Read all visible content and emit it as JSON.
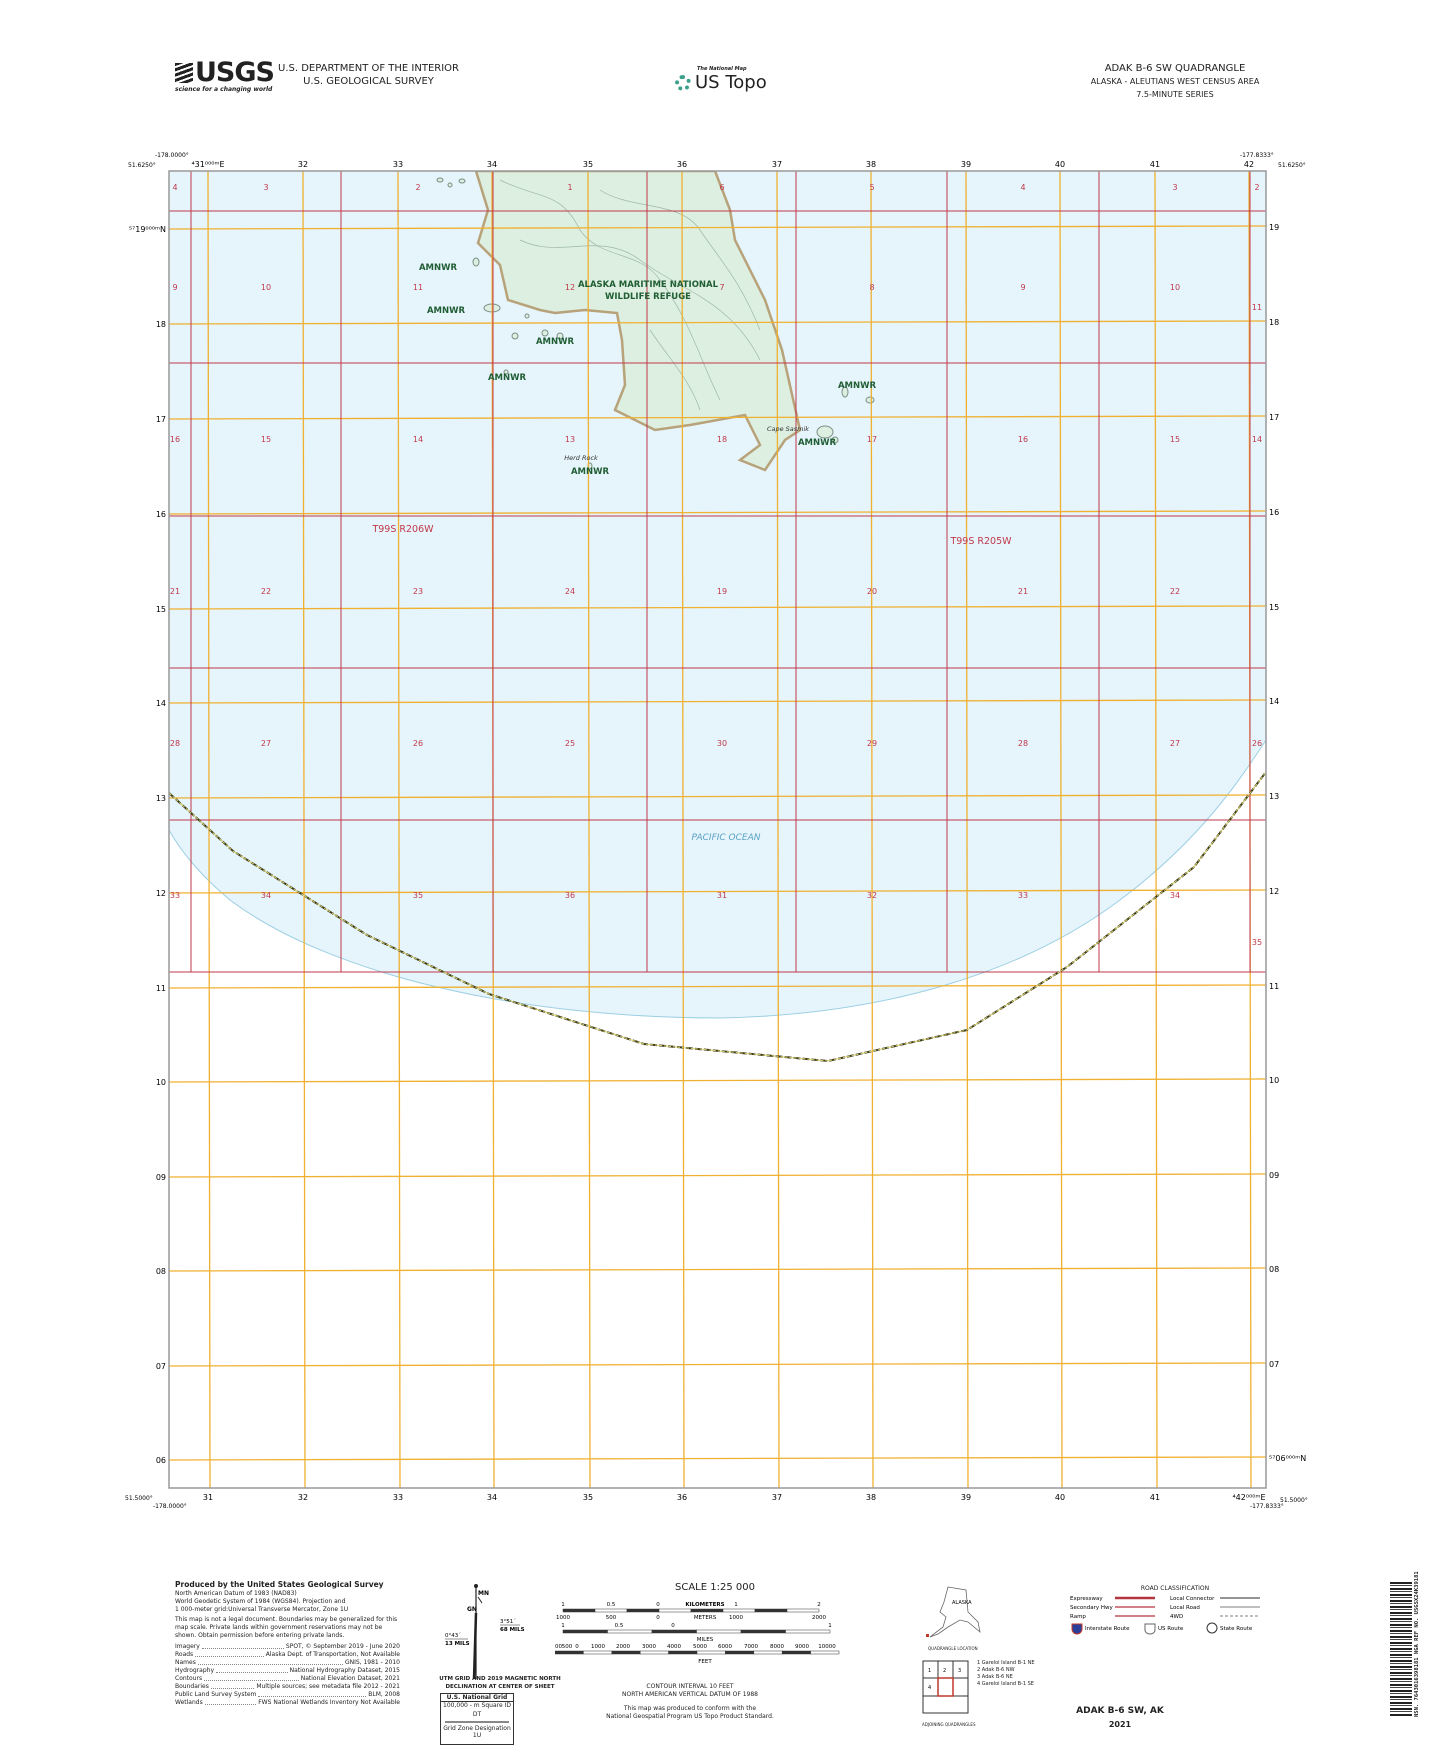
{
  "header": {
    "agency_logo": "USGS",
    "agency_tagline": "science for a changing world",
    "dept_line1": "U.S. DEPARTMENT OF THE INTERIOR",
    "dept_line2": "U.S. GEOLOGICAL SURVEY",
    "product_small": "The National Map",
    "product": "US Topo",
    "quad_title": "ADAK B-6 SW QUADRANGLE",
    "quad_area": "ALASKA - ALEUTIANS WEST CENSUS AREA",
    "quad_series": "7.5-MINUTE SERIES"
  },
  "corners": {
    "top_left_lon": "-178.0000°",
    "top_left_lat": "51.6250°",
    "top_right_lon": "-177.8333°",
    "top_right_lat": "51.6250°",
    "bottom_left_lat": "51.5000°",
    "bottom_left_lon": "-178.0000°",
    "bottom_right_lon": "-177.8333°",
    "bottom_right_lat": "51.5000°"
  },
  "grid": {
    "eastings_top": [
      "⁴31⁰⁰⁰ᵐE",
      "32",
      "33",
      "34",
      "35",
      "36",
      "37",
      "38",
      "39",
      "40",
      "41",
      "42"
    ],
    "eastings_bottom": [
      "31",
      "32",
      "33",
      "34",
      "35",
      "36",
      "37",
      "38",
      "39",
      "40",
      "41",
      "⁴42⁰⁰⁰ᵐE"
    ],
    "northings_left": [
      "⁵⁷19⁰⁰⁰ᵐN",
      "18",
      "17",
      "16",
      "15",
      "14",
      "13",
      "12",
      "11",
      "10",
      "09",
      "08",
      "07",
      "06"
    ],
    "northings_right": [
      "19",
      "18",
      "17",
      "16",
      "15",
      "14",
      "13",
      "12",
      "11",
      "10",
      "09",
      "08",
      "07",
      "⁵⁷06⁰⁰⁰ᵐN"
    ]
  },
  "sections": [
    [
      "4",
      "3",
      "2",
      "1",
      "6",
      "5",
      "4",
      "3",
      "2"
    ],
    [
      "9",
      "10",
      "11",
      "12",
      "7",
      "8",
      "9",
      "10",
      "11"
    ],
    [
      "16",
      "15",
      "14",
      "13",
      "18",
      "17",
      "16",
      "15",
      "14"
    ],
    [
      "21",
      "22",
      "23",
      "24",
      "19",
      "20",
      "21",
      "22",
      ""
    ],
    [
      "28",
      "27",
      "26",
      "25",
      "30",
      "29",
      "28",
      "27",
      "26"
    ],
    [
      "33",
      "34",
      "35",
      "36",
      "31",
      "32",
      "33",
      "34",
      "35"
    ]
  ],
  "map_labels": {
    "refuge_line1": "ALASKA MARITIME NATIONAL",
    "refuge_line2": "WILDLIFE REFUGE",
    "amnwr": "AMNWR",
    "cape": "Cape Sasmik",
    "rock": "Herd Rock",
    "ocean": "PACIFIC OCEAN",
    "township_west": "T99S R206W",
    "township_east": "T99S R205W"
  },
  "colors": {
    "water": "#e6f4fb",
    "land": "#dcefe0",
    "section_line": "#c0394b",
    "utm_grid": "#f0b030",
    "label_green": "#1f5d33",
    "section_num": "#c0394b"
  },
  "footer": {
    "produced_by": "Produced by the United States Geological Survey",
    "datum_lines": [
      "North American Datum of 1983 (NAD83)",
      "World Geodetic System of 1984 (WGS84). Projection and",
      "1 000-meter grid:Universal Transverse Mercator, Zone 1U"
    ],
    "legal": "This map is not a legal document. Boundaries may be generalized for this map scale. Private lands within government reservations may not be shown. Obtain permission before entering private lands.",
    "sources": [
      [
        "Imagery",
        "SPOT, © September 2019 - June 2020"
      ],
      [
        "Roads",
        "Alaska Dept. of Transportation, Not Available"
      ],
      [
        "Names",
        "GNIS, 1981 - 2010"
      ],
      [
        "Hydrography",
        "National Hydrography Dataset, 2015"
      ],
      [
        "Contours",
        "National Elevation Dataset, 2021"
      ],
      [
        "Boundaries",
        "Multiple sources; see metadata file 2012 - 2021"
      ],
      [
        "Public Land Survey System",
        "BLM, 2008"
      ],
      [
        "Wetlands",
        "FWS National Wetlands Inventory Not Available"
      ]
    ],
    "declination": {
      "mn": "MN",
      "gn": "GN",
      "left_angle": "0°43´",
      "left_mils": "13 MILS",
      "right_angle": "3°51´",
      "right_mils": "68 MILS",
      "caption1": "UTM GRID AND 2019 MAGNETIC NORTH",
      "caption2": "DECLINATION AT CENTER OF SHEET"
    },
    "usng": {
      "title": "U.S. National Grid",
      "sub": "100,000 - m Square ID",
      "square": "DT",
      "gzd_label": "Grid Zone Designation",
      "gzd": "1U"
    },
    "scale": {
      "title": "SCALE 1:25 000",
      "km_labels": [
        "1",
        "0.5",
        "0",
        "KILOMETERS",
        "1",
        "2"
      ],
      "m_labels": [
        "1000",
        "500",
        "0",
        "METERS",
        "1000",
        "2000"
      ],
      "mi_labels": [
        "1",
        "0.5",
        "0",
        "MILES",
        "1"
      ],
      "ft_labels": [
        "1000",
        "500",
        "0",
        "1000",
        "2000",
        "3000",
        "4000",
        "5000",
        "6000",
        "7000",
        "8000",
        "9000",
        "10000"
      ],
      "ft_unit": "FEET"
    },
    "contour1": "CONTOUR INTERVAL 10 FEET",
    "contour2": "NORTH AMERICAN VERTICAL DATUM OF 1988",
    "standard1": "This map was produced to conform with the",
    "standard2": "National Geospatial Program US Topo Product Standard.",
    "location_state": "ALASKA",
    "location_caption": "QUADRANGLE LOCATION",
    "adjoining": [
      "1 Gareloi Island B-1 NE",
      "2 Adak B-6 NW",
      "3 Adak B-6 NE",
      "4 Gareloi Island B-1 SE"
    ],
    "adjoining_caption": "ADJOINING QUADRANGLES",
    "road": {
      "title": "ROAD CLASSIFICATION",
      "left": [
        "Expressway",
        "Secondary Hwy",
        "Ramp"
      ],
      "right": [
        "Local Connector",
        "Local Road",
        "4WD"
      ],
      "shields": [
        "Interstate Route",
        "US Route",
        "State Route"
      ]
    },
    "sheet_title": "ADAK B-6 SW,  AK",
    "year": "2021",
    "barcode_text": "NSN. 7643016398181 NGA REF NO. USGSX24K39181"
  }
}
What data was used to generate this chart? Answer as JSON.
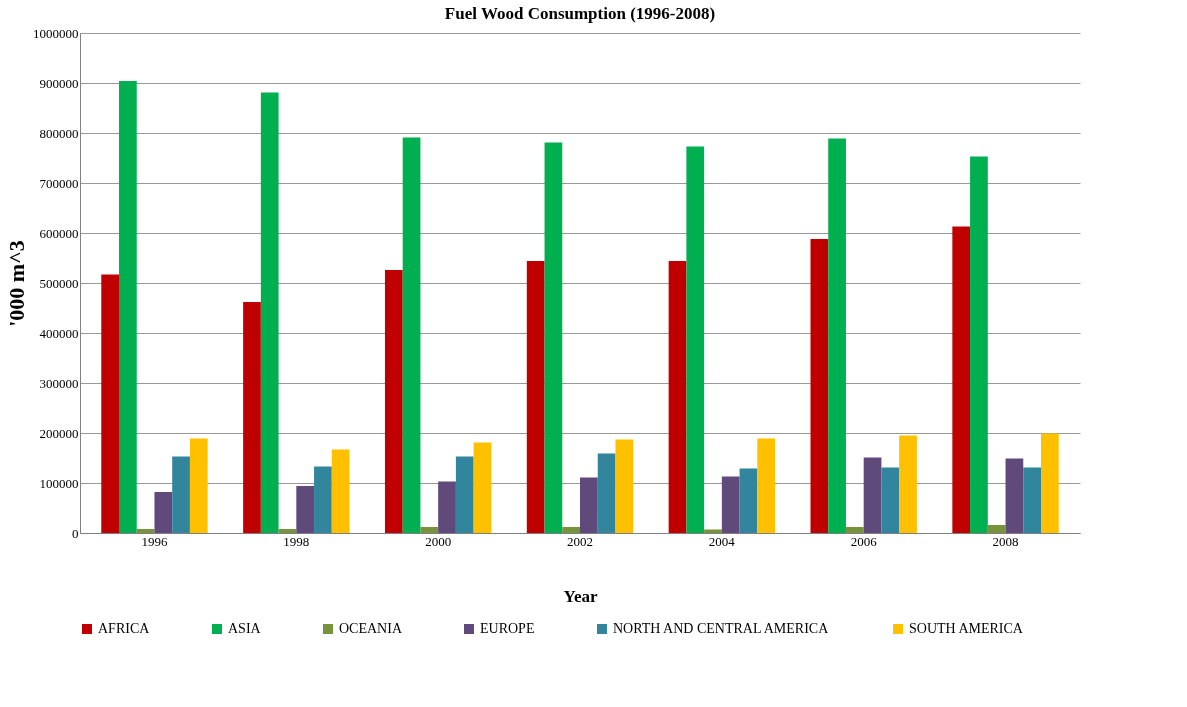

-------------------------

## YOUR OBJECTIVE
Repeat the listing above exactly, with no pictures.

## SOLUTION
Read all visible content and emit it as JSON.
{
  "header": {
    "agency_logo": "USGS",
    "agency_tagline": "science for a changing world",
    "dept_line1": "U.S. DEPARTMENT OF THE INTERIOR",
    "dept_line2": "U.S. GEOLOGICAL SURVEY",
    "product_small": "The National Map",
    "product": "US Topo",
    "quad_title": "ADAK B-6 SW QUADRANGLE",
    "quad_area": "ALASKA - ALEUTIANS WEST CENSUS AREA",
    "quad_series": "7.5-MINUTE SERIES"
  },
  "corners": {
    "top_left_lon": "-178.0000°",
    "top_left_lat": "51.6250°",
    "top_right_lon": "-177.8333°",
    "top_right_lat": "51.6250°",
    "bottom_left_lat": "51.5000°",
    "bottom_left_lon": "-178.0000°",
    "bottom_right_lon": "-177.8333°",
    "bottom_right_lat": "51.5000°"
  },
  "grid": {
    "eastings_top": [
      "⁴31⁰⁰⁰ᵐE",
      "32",
      "33",
      "34",
      "35",
      "36",
      "37",
      "38",
      "39",
      "40",
      "41",
      "42"
    ],
    "eastings_bottom": [
      "31",
      "32",
      "33",
      "34",
      "35",
      "36",
      "37",
      "38",
      "39",
      "40",
      "41",
      "⁴42⁰⁰⁰ᵐE"
    ],
    "northings_left": [
      "⁵⁷19⁰⁰⁰ᵐN",
      "18",
      "17",
      "16",
      "15",
      "14",
      "13",
      "12",
      "11",
      "10",
      "09",
      "08",
      "07",
      "06"
    ],
    "northings_right": [
      "19",
      "18",
      "17",
      "16",
      "15",
      "14",
      "13",
      "12",
      "11",
      "10",
      "09",
      "08",
      "07",
      "⁵⁷06⁰⁰⁰ᵐN"
    ]
  },
  "sections": [
    [
      "4",
      "3",
      "2",
      "1",
      "6",
      "5",
      "4",
      "3",
      "2"
    ],
    [
      "9",
      "10",
      "11",
      "12",
      "7",
      "8",
      "9",
      "10",
      "11"
    ],
    [
      "16",
      "15",
      "14",
      "13",
      "18",
      "17",
      "16",
      "15",
      "14"
    ],
    [
      "21",
      "22",
      "23",
      "24",
      "19",
      "20",
      "21",
      "22",
      ""
    ],
    [
      "28",
      "27",
      "26",
      "25",
      "30",
      "29",
      "28",
      "27",
      "26"
    ],
    [
      "33",
      "34",
      "35",
      "36",
      "31",
      "32",
      "33",
      "34",
      "35"
    ]
  ],
  "map_labels": {
    "refuge_line1": "ALASKA MARITIME NATIONAL",
    "refuge_line2": "WILDLIFE REFUGE",
    "amnwr": "AMNWR",
    "cape": "Cape Sasmik",
    "rock": "Herd Rock",
    "ocean": "PACIFIC OCEAN",
    "township_west": "T99S R206W",
    "township_east": "T99S R205W"
  },
  "colors": {
    "water": "#e6f4fb",
    "land": "#dcefe0",
    "section_line": "#c0394b",
    "utm_grid": "#f0b030",
    "label_green": "#1f5d33",
    "section_num": "#c0394b"
  },
  "footer": {
    "produced_by": "Produced by the United States Geological Survey",
    "datum_lines": [
      "North American Datum of 1983 (NAD83)",
      "World Geodetic System of 1984 (WGS84). Projection and",
      "1 000-meter grid:Universal Transverse Mercator, Zone 1U"
    ],
    "legal": "This map is not a legal document. Boundaries may be generalized for this map scale. Private lands within government reservations may not be shown. Obtain permission before entering private lands.",
    "sources": [
      [
        "Imagery",
        "SPOT, © September 2019 - June 2020"
      ],
      [
        "Roads",
        "Alaska Dept. of Transportation, Not Available"
      ],
      [
        "Names",
        "GNIS, 1981 - 2010"
      ],
      [
        "Hydrography",
        "National Hydrography Dataset, 2015"
      ],
      [
        "Contours",
        "National Elevation Dataset, 2021"
      ],
      [
        "Boundaries",
        "Multiple sources; see metadata file 2012 - 2021"
      ],
      [
        "Public Land Survey System",
        "BLM, 2008"
      ],
      [
        "Wetlands",
        "FWS National Wetlands Inventory Not Available"
      ]
    ],
    "declination": {
      "mn": "MN",
      "gn": "GN",
      "left_angle": "0°43´",
      "left_mils": "13 MILS",
      "right_angle": "3°51´",
      "right_mils": "68 MILS",
      "caption1": "UTM GRID AND 2019 MAGNETIC NORTH",
      "caption2": "DECLINATION AT CENTER OF SHEET"
    },
    "usng": {
      "title": "U.S. National Grid",
      "sub": "100,000 - m Square ID",
      "square": "DT",
      "gzd_label": "Grid Zone Designation",
      "gzd": "1U"
    },
    "scale": {
      "title": "SCALE 1:25 000",
      "km_labels": [
        "1",
        "0.5",
        "0",
        "KILOMETERS",
        "1",
        "2"
      ],
      "m_labels": [
        "1000",
        "500",
        "0",
        "METERS",
        "1000",
        "2000"
      ],
      "mi_labels": [
        "1",
        "0.5",
        "0",
        "MILES",
        "1"
      ],
      "ft_labels": [
        "1000",
        "500",
        "0",
        "1000",
        "2000",
        "3000",
        "4000",
        "5000",
        "6000",
        "7000",
        "8000",
        "9000",
        "10000"
      ],
      "ft_unit": "FEET"
    },
    "contour1": "CONTOUR INTERVAL 10 FEET",
    "contour2": "NORTH AMERICAN VERTICAL DATUM OF 1988",
    "standard1": "This map was produced to conform with the",
    "standard2": "National Geospatial Program US Topo Product Standard.",
    "location_state": "ALASKA",
    "location_caption": "QUADRANGLE LOCATION",
    "adjoining": [
      "1 Gareloi Island B-1 NE",
      "2 Adak B-6 NW",
      "3 Adak B-6 NE",
      "4 Gareloi Island B-1 SE"
    ],
    "adjoining_caption": "ADJOINING QUADRANGLES",
    "road": {
      "title": "ROAD CLASSIFICATION",
      "left": [
        "Expressway",
        "Secondary Hwy",
        "Ramp"
      ],
      "right": [
        "Local Connector",
        "Local Road",
        "4WD"
      ],
      "shields": [
        "Interstate Route",
        "US Route",
        "State Route"
      ]
    },
    "sheet_title": "ADAK B-6 SW,  AK",
    "year": "2021",
    "barcode_text": "NSN. 7643016398181 NGA REF NO. USGSX24K39181"
  }
}
What data was used to generate this chart? Answer as JSON.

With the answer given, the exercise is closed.